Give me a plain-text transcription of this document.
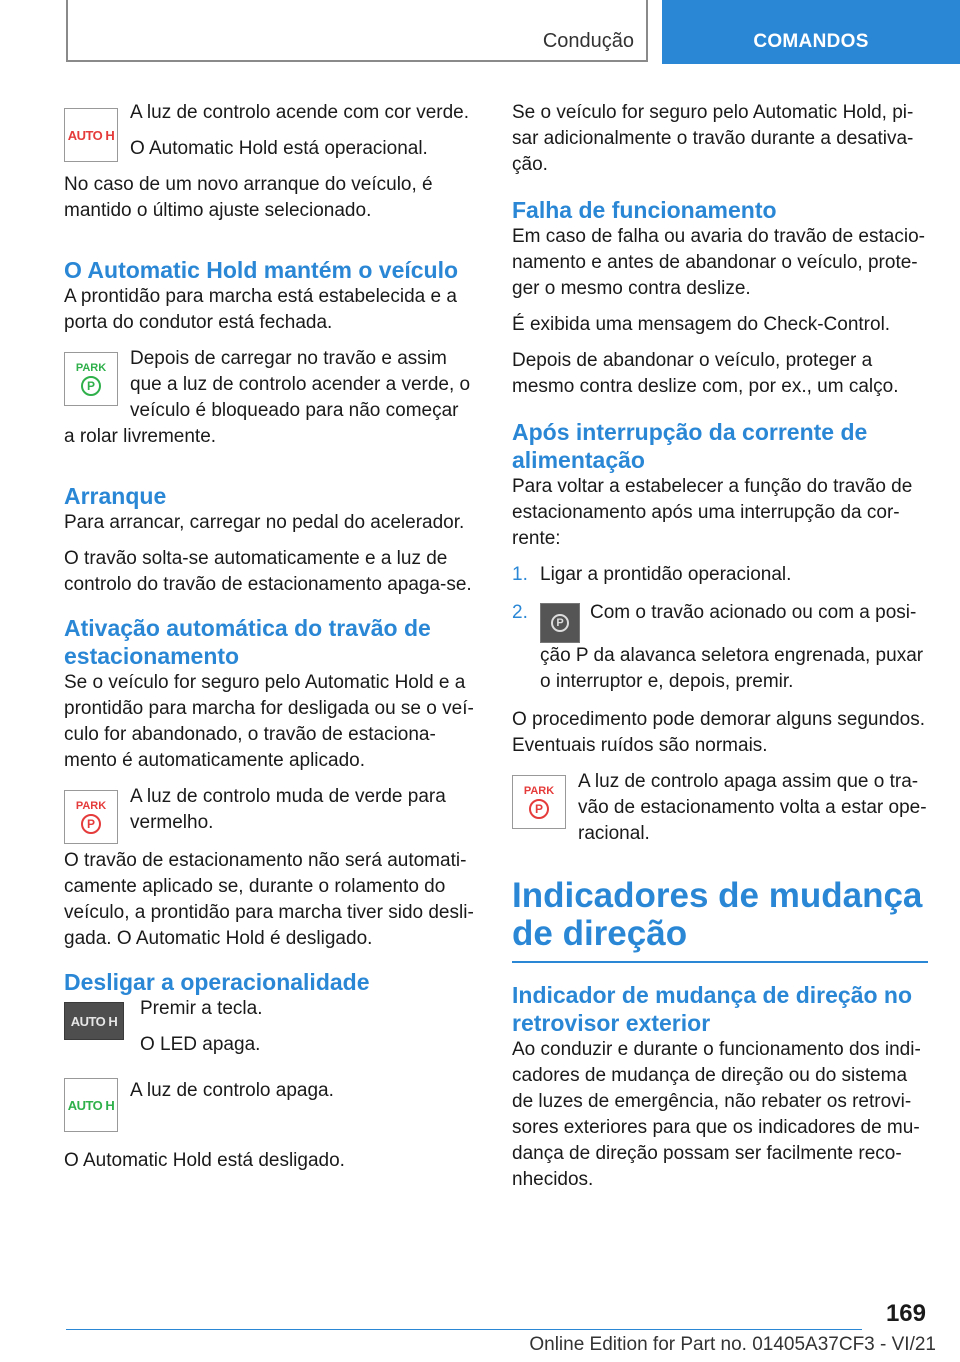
Condução	COMANDOS
AUTO H

A luz de controlo acende com cor verde.

O Automatic Hold está operacional.

No caso de um novo arranque do veículo, é mantido o último ajuste selecionado.

O Automatic Hold mantém o veículo

A prontidão para marcha está estabelecida e a porta do condutor está fechada.

PARK
P

Depois de carregar no travão e assim que a luz de controlo acender a verde, o veículo é bloqueado para não começar a rolar livremente.

Arranque

Para arrancar, carregar no pedal do acelerador.

O travão solta-se automaticamente e a luz de controlo do travão de estacionamento apaga-se.

Ativação automática do travão de estacionamento

Se o veículo for seguro pelo Automatic Hold e a prontidão para marcha for desligada ou se o veículo for abandonado, o travão de estacionamento é automaticamente aplicado.

PARK
P

A luz de controlo muda de verde para vermelho.

O travão de estacionamento não será automaticamente aplicado se, durante o rolamento do veículo, a prontidão para marcha tiver sido desligada. O Automatic Hold é desligado.

Desligar a operacionalidade
AUTO H

Premir a tecla.

O LED apaga.

AUTO H

A luz de controlo apaga.

O Automatic Hold está desligado.

Se o veículo for seguro pelo Automatic Hold, pisar adicionalmente o travão durante a desativação.

Falha de funcionamento

Em caso de falha ou avaria do travão de estacionamento e antes de abandonar o veículo, proteger o mesmo contra deslize.

É exibida uma mensagem do Check-Control.

Depois de abandonar o veículo, proteger a mesmo contra deslize com, por ex., um calço.

Após interrupção da corrente de alimentação

Para voltar a estabelecer a função do travão de estacionamento após uma interrupção da corrente:

1. Ligar a prontidão operacional.
2.	P Com o travão acionado ou com a posição P da alavanca seletora engrenada, puxar o interruptor e, depois, premir.

O procedimento pode demorar alguns segundos. Eventuais ruídos são normais.

PARK
P

A luz de controlo apaga assim que o travão de estacionamento volta a estar operacional.

Indicadores de mudança de direção
Indicador de mudança de direção no retrovisor exterior

Ao conduzir e durante o funcionamento dos indicadores de mudança de direção ou do sistema de luzes de emergência, não rebater os retrovisores exteriores para que os indicadores de mudança de direção possam ser facilmente reconhecidos.

169
Online Edition for Part no. 01405A37CF3 - VI/21
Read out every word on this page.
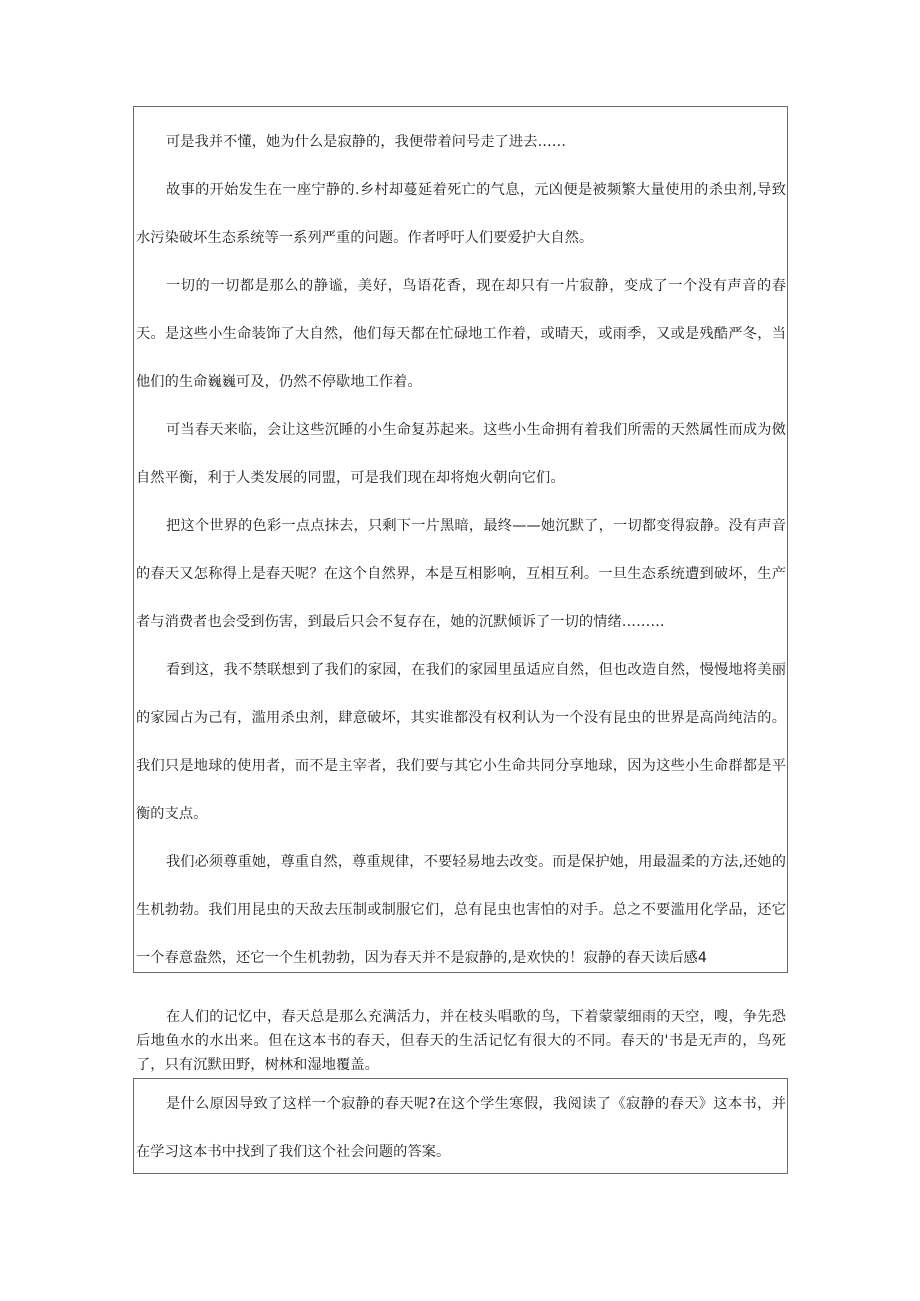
可是我并不懂，她为什么是寂静的，我便带着问号走了进去……

故事的开始发生在一座宁静的.乡村却蔓延着死亡的气息，元凶便是被频繁大量使用的杀虫剂,导致水污染破坏生态系统等一系列严重的问题。作者呼吁人们要爱护大自然。

一切的一切都是那么的静谧，美好，鸟语花香，现在却只有一片寂静，变成了一个没有声音的春天。是这些小生命装饰了大自然，他们每天都在忙碌地工作着，或晴天，或雨季，又或是残酷严冬，当他们的生命巍巍可及，仍然不停歇地工作着。

可当春天来临，会让这些沉睡的小生命复苏起来。这些小生命拥有着我们所需的天然属性而成为傚自然平衡，利于人类发展的同盟，可是我们现在却将炮火朝向它们。

把这个世界的色彩一点点抹去，只剩下一片黑暗，最终——她沉默了，一切都变得寂静。没有声音的春天又怎称得上是春天呢？在这个自然界，本是互相影响，互相互利。一旦生态系统遭到破坏，生产者与消费者也会受到伤害，到最后只会不复存在，她的沉默倾诉了一切的情绪………

看到这，我不禁联想到了我们的家园，在我们的家园里虽适应自然，但也改造自然，慢慢地将美丽的家园占为己有，滥用杀虫剂，肆意破坏，其实谁都没有权利认为一个没有昆虫的世界是高尚纯洁的。我们只是地球的使用者，而不是主宰者，我们要与其它小生命共同分享地球，因为这些小生命群都是平衡的支点。

我们必须尊重她，尊重自然，尊重规律，不要轻易地去改变。而是保护她，用最温柔的方法,还她的生机勃勃。我们用昆虫的天敌去压制或制服它们，总有昆虫也害怕的对手。总之不要滥用化学品，还它一个春意盎然，还它一个生机勃勃，因为春天并不是寂静的,是欢快的！寂静的春天读后感4

在人们的记忆中，春天总是那么充满活力，并在枝头唱歌的鸟，下着蒙蒙细雨的天空，嗖，争先恐后地鱼水的水出来。但在这本书的春天，但春天的生活记忆有很大的不同。春天的'书是无声的，鸟死了，只有沉默田野，树林和湿地覆盖。

是什么原因导致了这样一个寂静的春天呢?在这个学生寒假，我阅读了《寂静的春天》这本书，并在学习这本书中找到了我们这个社会问题的答案。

PROBLEM TO WORK ON ▸ Return each line of the data that contains the string "veículo".

IN RESPONSE ▸
No caso de um novo arranque do veículo, é mantido o último ajuste selecionado.
O Automatic Hold mantém o veículo
Depois de carregar no travão e assim que a luz de controlo acender a verde, o veículo é bloqueado para não começar a rolar livremente.
Se o veículo for seguro pelo Automatic Hold e a prontidão para marcha for desligada ou se o veículo for abandonado, o travão de estacionamento é automaticamente aplicado.
O travão de estacionamento não será automaticamente aplicado se, durante o rolamento do veículo, a prontidão para marcha tiver sido desligada. O Automatic Hold é desligado.
Se o veículo for seguro pelo Automatic Hold, pisar adicionalmente o travão durante a desativação.
Em caso de falha ou avaria do travão de estacionamento e antes de abandonar o veículo, proteger o mesmo contra deslize.
Depois de abandonar o veículo, proteger a mesmo contra deslize com, por ex., um calço.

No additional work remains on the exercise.